Data lines:
────────────────

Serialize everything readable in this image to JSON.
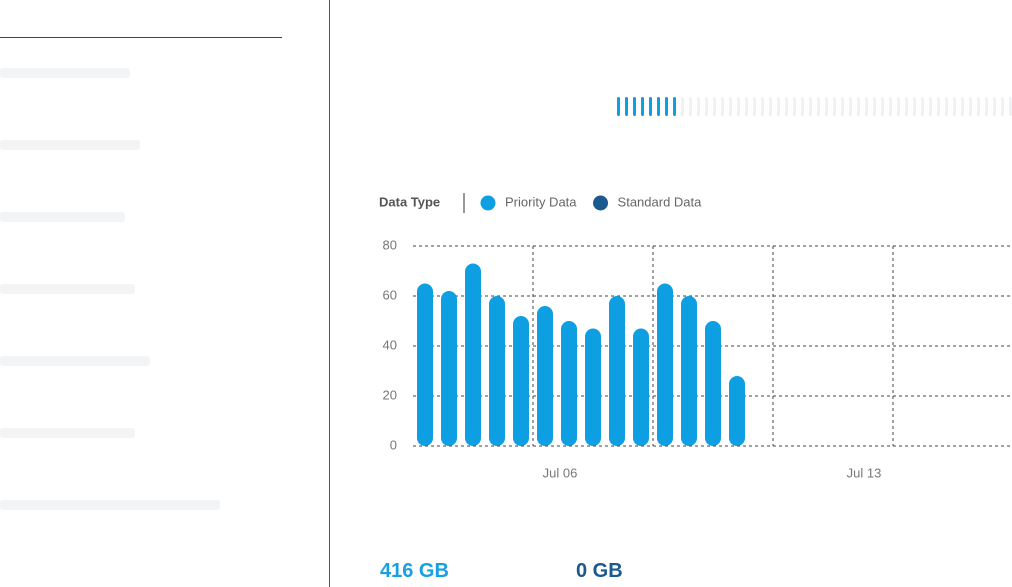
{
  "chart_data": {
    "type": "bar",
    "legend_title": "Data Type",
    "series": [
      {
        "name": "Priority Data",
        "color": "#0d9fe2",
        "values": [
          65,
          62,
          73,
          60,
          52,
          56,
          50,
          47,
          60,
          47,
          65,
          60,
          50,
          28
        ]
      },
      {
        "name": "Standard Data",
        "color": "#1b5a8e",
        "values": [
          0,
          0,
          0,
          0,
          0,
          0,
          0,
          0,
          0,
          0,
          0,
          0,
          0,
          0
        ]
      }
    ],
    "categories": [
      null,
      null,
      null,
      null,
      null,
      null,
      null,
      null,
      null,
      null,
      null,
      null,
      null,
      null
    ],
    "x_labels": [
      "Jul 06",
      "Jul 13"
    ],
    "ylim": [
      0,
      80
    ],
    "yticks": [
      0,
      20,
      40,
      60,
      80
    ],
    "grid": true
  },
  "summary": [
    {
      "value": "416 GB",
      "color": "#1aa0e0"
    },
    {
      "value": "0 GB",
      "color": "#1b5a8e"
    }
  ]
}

────────────────

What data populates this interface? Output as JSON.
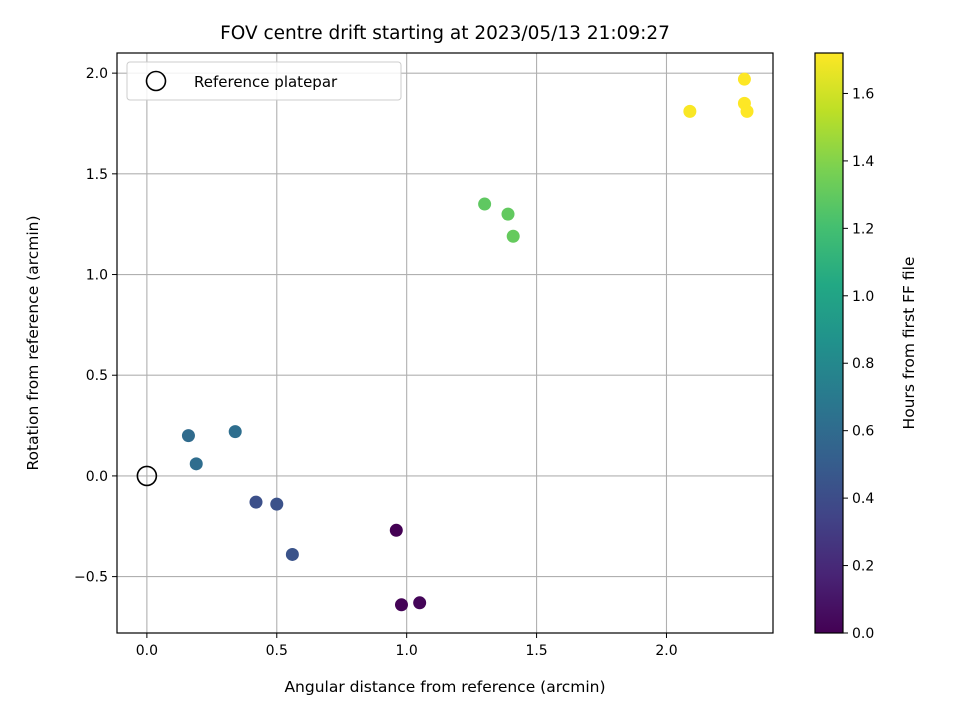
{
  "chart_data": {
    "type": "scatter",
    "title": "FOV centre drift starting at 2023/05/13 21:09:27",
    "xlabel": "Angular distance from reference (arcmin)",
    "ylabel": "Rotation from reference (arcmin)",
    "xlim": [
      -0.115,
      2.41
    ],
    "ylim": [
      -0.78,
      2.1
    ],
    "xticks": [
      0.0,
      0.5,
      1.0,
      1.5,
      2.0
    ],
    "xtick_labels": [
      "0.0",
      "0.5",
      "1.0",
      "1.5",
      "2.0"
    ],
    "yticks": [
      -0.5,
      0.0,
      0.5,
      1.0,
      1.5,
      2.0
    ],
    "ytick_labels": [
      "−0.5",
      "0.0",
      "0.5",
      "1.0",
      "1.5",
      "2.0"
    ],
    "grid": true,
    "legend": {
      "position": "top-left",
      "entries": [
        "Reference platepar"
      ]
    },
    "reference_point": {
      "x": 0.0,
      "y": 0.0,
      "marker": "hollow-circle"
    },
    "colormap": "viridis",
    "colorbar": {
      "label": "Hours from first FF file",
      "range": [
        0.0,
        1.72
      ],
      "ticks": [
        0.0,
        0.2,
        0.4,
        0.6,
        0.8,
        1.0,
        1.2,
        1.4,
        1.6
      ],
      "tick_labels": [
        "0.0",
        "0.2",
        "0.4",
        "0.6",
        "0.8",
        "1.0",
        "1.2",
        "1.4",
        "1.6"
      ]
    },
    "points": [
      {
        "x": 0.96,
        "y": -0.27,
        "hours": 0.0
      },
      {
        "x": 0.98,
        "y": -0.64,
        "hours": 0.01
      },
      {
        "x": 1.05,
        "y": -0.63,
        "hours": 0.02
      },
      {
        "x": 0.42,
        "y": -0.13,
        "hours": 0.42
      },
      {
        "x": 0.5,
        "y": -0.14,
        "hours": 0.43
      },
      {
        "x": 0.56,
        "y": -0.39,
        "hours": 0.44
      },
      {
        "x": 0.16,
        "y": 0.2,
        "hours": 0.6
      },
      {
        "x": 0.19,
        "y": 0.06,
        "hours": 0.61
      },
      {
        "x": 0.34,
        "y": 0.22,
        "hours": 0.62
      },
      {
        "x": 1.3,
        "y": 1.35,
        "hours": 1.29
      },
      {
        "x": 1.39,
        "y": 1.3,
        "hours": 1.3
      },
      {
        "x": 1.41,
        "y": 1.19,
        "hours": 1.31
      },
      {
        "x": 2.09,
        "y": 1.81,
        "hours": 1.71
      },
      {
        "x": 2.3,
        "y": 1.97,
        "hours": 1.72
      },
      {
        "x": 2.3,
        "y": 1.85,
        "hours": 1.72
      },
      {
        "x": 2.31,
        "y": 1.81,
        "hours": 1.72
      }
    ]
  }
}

────────────────

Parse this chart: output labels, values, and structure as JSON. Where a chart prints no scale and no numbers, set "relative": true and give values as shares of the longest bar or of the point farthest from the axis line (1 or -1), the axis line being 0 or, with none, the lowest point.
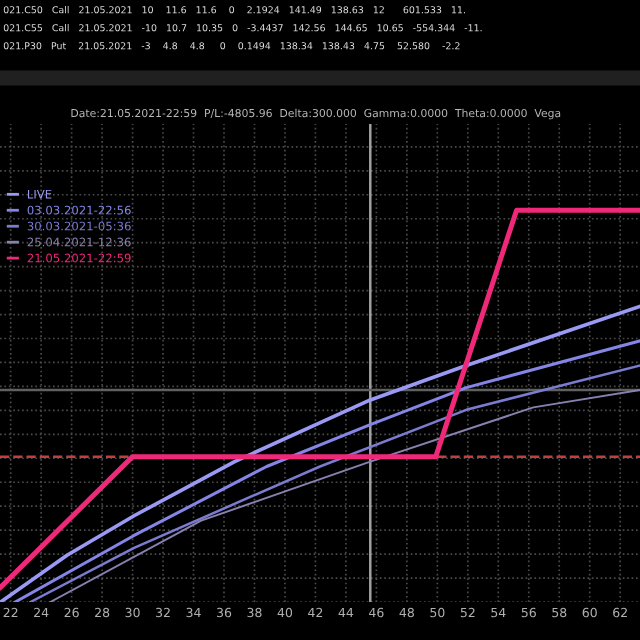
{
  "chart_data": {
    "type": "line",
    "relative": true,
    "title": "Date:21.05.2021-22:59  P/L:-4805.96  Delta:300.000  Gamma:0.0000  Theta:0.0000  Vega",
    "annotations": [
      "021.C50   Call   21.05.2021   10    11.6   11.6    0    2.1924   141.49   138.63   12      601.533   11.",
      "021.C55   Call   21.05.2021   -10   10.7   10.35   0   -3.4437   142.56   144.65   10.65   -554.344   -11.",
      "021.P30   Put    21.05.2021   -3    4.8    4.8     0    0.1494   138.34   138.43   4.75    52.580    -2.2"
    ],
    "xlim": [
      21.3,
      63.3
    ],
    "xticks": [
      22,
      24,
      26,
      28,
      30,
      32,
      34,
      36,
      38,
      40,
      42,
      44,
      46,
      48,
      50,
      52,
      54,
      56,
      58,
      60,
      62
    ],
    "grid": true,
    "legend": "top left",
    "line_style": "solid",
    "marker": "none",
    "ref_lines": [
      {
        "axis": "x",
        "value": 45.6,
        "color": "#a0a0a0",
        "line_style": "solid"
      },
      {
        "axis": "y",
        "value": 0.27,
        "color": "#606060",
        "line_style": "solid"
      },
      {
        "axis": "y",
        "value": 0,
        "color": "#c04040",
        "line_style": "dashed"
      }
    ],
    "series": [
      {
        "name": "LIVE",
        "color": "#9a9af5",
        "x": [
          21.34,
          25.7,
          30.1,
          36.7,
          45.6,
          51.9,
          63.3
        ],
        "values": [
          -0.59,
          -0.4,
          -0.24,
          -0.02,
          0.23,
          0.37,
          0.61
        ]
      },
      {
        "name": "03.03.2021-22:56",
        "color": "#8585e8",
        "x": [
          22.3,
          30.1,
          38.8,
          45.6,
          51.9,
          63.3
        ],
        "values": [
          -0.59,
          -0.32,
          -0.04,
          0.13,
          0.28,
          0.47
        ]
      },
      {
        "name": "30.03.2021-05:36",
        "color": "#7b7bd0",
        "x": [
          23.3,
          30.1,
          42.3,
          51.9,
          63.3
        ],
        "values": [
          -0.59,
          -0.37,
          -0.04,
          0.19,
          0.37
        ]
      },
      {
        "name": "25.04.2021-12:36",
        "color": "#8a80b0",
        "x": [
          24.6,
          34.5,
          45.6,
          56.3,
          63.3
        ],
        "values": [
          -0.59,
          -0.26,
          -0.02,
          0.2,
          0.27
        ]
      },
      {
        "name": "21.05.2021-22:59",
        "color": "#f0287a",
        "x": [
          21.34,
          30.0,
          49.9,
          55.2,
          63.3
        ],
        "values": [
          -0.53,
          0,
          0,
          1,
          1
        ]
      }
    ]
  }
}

────────────────

Direction:
The answer should be a single number: the count of lines in the data that include the string "none".

Task solution:
2